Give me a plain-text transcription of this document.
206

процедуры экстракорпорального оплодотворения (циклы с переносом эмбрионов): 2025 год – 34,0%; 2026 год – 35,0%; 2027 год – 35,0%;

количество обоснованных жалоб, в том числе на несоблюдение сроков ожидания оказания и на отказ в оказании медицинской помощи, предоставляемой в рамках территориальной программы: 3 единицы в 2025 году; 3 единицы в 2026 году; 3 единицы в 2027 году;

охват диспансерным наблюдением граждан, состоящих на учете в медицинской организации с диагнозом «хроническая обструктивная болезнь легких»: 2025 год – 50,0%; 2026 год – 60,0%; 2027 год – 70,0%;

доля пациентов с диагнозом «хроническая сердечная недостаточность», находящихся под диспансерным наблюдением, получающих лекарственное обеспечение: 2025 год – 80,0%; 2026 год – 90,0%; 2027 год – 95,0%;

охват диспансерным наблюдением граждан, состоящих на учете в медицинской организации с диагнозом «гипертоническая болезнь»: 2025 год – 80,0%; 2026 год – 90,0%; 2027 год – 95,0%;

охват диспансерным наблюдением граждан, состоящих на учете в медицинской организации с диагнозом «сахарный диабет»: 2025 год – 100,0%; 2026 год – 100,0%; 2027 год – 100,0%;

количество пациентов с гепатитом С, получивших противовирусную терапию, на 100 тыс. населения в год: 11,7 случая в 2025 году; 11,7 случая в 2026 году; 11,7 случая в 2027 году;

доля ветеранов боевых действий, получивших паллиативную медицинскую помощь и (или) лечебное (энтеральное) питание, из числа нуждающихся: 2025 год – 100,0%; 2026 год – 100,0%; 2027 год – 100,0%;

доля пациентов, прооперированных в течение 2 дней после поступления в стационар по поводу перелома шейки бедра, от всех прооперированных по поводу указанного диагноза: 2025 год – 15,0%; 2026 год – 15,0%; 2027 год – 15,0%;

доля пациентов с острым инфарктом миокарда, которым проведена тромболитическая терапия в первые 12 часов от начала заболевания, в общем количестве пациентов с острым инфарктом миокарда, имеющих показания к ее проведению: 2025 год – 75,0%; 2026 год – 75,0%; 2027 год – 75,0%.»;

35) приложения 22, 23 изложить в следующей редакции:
---
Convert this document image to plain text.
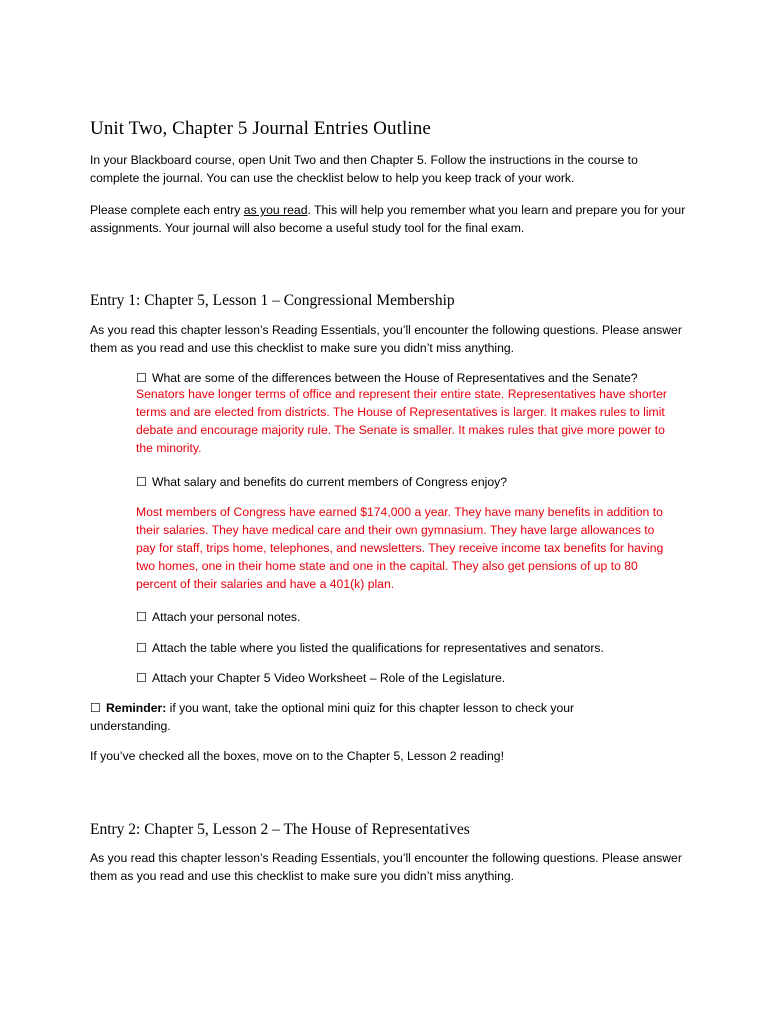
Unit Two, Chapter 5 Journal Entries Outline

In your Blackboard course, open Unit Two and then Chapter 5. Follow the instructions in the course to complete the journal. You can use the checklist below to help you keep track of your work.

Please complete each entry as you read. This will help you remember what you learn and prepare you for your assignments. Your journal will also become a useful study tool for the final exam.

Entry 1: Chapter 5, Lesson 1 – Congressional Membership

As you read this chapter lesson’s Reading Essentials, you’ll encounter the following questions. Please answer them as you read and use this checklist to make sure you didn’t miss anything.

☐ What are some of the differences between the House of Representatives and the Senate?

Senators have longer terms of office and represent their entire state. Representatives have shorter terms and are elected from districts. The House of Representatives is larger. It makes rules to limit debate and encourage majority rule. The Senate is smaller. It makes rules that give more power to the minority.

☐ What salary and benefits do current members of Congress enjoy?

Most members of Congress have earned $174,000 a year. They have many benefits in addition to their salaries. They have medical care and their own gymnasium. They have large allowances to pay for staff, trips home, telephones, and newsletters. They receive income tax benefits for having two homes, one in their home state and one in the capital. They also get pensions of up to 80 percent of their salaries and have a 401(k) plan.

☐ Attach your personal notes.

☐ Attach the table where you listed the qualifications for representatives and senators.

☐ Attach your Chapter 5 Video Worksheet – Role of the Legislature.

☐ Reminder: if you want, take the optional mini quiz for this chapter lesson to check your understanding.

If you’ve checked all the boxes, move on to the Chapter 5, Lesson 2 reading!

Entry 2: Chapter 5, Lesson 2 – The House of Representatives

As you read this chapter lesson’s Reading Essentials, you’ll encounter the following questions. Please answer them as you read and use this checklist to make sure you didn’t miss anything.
==
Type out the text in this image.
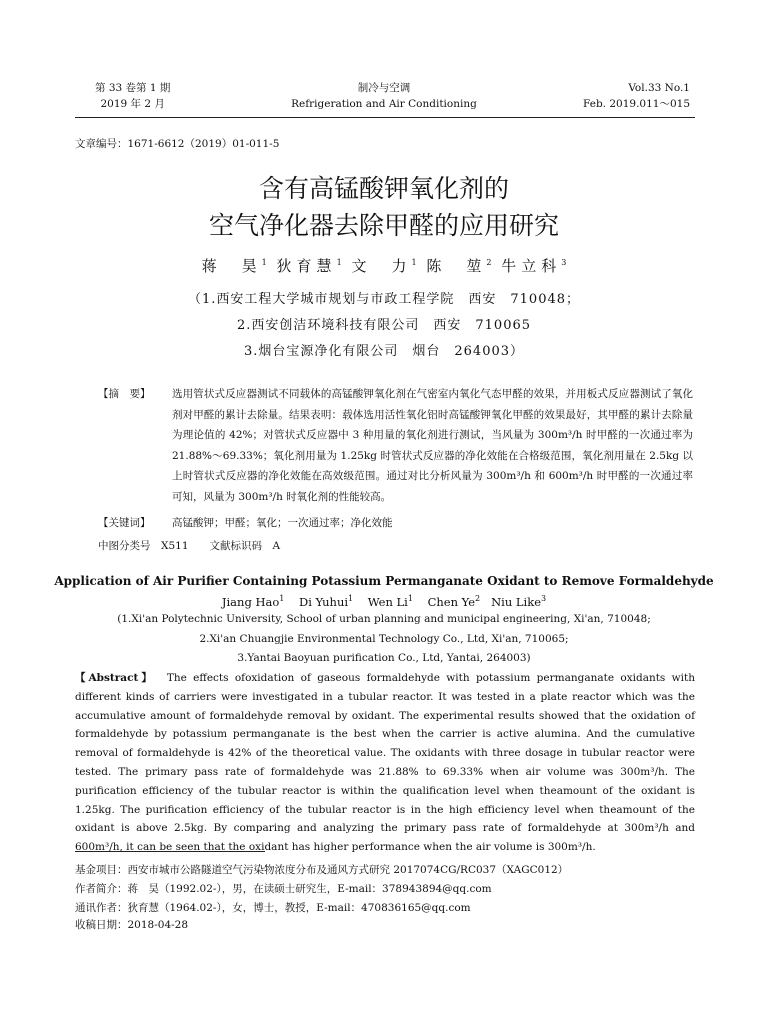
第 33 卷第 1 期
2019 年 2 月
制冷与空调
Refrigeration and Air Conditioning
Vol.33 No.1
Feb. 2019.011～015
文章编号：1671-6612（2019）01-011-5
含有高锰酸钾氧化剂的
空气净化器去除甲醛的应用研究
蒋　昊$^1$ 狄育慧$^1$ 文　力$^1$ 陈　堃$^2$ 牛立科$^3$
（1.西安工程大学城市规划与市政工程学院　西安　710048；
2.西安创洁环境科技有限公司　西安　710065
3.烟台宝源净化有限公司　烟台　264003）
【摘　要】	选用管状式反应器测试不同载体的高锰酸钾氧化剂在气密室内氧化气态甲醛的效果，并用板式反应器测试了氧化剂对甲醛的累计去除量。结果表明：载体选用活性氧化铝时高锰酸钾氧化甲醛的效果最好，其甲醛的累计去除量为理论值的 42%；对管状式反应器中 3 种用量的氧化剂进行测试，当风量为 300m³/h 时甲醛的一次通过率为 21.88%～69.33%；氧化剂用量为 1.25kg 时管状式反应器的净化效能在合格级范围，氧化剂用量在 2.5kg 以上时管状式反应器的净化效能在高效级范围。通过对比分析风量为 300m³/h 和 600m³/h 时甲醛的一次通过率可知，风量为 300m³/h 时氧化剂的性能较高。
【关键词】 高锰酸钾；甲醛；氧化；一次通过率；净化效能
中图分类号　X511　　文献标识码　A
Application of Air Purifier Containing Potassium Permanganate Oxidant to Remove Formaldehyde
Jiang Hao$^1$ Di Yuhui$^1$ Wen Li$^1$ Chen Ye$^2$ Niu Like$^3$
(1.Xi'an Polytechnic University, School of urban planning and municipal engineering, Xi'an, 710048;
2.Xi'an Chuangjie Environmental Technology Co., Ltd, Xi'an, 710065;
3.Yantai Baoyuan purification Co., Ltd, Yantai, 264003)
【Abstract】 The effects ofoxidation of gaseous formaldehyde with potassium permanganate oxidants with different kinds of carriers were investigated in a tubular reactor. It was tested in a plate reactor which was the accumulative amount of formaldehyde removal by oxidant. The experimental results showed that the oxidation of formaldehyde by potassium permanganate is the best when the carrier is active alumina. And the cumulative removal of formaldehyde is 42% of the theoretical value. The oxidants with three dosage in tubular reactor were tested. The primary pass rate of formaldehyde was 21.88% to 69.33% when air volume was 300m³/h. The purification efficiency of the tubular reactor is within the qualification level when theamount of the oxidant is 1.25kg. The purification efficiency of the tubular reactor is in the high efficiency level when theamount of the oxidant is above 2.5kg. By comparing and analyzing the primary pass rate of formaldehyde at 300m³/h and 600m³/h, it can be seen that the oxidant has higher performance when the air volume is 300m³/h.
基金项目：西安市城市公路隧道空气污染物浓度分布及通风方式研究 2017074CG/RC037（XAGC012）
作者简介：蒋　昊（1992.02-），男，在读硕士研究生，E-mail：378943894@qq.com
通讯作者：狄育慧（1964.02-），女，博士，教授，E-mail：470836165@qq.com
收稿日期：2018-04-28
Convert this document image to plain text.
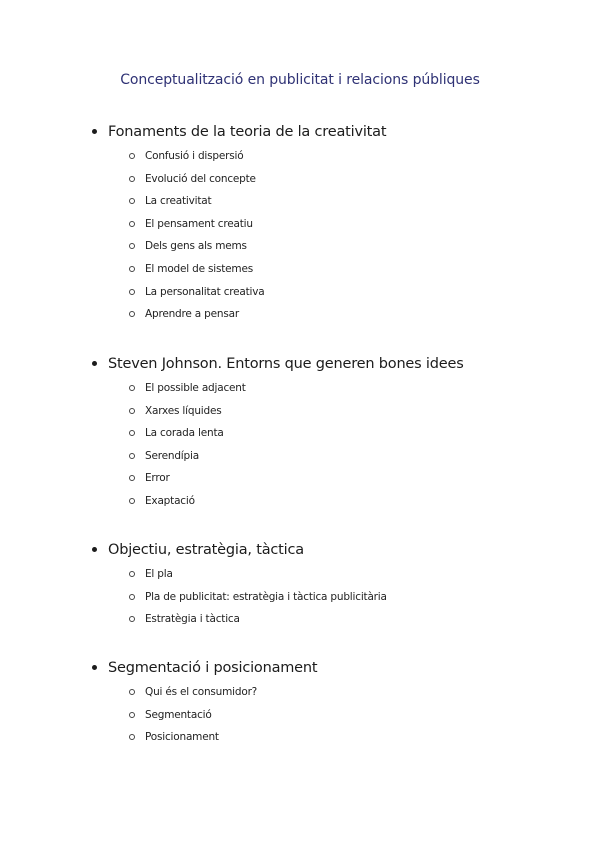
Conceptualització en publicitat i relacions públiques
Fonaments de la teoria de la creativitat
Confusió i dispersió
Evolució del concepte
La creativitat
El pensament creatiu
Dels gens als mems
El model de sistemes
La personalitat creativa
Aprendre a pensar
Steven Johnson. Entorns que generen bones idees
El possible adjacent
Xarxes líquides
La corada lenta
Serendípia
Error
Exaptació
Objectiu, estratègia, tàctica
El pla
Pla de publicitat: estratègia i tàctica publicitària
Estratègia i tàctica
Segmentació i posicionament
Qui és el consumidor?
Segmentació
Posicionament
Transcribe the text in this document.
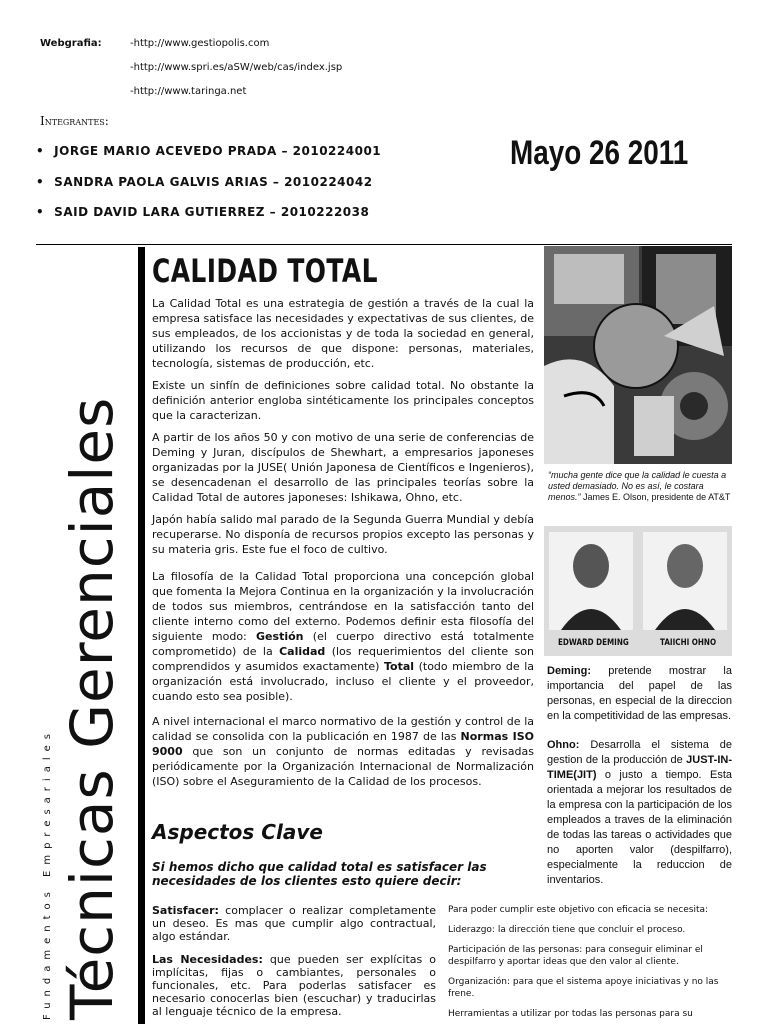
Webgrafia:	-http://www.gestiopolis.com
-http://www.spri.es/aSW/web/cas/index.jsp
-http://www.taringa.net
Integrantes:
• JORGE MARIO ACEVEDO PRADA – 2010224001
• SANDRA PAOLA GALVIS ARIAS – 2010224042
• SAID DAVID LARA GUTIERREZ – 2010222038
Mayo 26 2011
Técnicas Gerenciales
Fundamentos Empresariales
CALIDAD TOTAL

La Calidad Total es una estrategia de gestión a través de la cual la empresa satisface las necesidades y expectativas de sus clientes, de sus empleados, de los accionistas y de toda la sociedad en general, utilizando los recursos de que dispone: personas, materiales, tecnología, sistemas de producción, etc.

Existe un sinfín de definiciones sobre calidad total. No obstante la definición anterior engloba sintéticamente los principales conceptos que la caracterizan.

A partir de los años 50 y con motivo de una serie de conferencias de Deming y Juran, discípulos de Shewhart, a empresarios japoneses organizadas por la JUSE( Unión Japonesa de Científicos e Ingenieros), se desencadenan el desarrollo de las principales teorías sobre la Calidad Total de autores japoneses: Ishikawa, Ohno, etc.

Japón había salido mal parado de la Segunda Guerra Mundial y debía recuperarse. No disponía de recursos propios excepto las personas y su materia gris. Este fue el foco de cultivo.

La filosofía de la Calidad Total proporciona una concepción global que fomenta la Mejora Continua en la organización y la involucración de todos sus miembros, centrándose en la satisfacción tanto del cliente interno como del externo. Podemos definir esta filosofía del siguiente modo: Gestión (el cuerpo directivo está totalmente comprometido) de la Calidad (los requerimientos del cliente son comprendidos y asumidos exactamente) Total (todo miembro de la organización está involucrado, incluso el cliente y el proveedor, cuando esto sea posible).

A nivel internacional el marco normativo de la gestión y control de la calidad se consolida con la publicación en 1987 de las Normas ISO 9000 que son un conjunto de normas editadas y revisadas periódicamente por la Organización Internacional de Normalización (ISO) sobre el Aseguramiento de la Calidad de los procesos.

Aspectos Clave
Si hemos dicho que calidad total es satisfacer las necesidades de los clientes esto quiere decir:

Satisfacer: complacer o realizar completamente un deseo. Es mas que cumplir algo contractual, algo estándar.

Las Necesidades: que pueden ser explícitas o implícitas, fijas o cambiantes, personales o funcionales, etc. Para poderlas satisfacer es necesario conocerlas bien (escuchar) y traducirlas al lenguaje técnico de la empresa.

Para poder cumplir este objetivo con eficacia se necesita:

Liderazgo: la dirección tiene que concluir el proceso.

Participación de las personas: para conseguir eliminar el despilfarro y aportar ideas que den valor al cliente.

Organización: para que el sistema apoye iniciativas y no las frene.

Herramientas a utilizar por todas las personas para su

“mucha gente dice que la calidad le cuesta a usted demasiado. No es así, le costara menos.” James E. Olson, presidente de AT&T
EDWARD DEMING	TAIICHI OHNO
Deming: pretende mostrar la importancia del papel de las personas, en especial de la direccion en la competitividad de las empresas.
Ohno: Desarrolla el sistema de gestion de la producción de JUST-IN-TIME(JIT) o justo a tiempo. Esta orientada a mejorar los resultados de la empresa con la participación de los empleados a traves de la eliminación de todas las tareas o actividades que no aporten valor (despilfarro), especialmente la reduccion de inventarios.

[Goal]
Each line that has the word "complete" should be copied.

[Exercise result]
In your Blackboard course, open Unit Two and then Chapter 5. Follow the instructions in the course to complete the journal. You can use the checklist below to help you keep track of your work.
Please complete each entry as you read. This will help you remember what you learn and prepare you for your assignments. Your journal will also become a useful study tool for the final exam.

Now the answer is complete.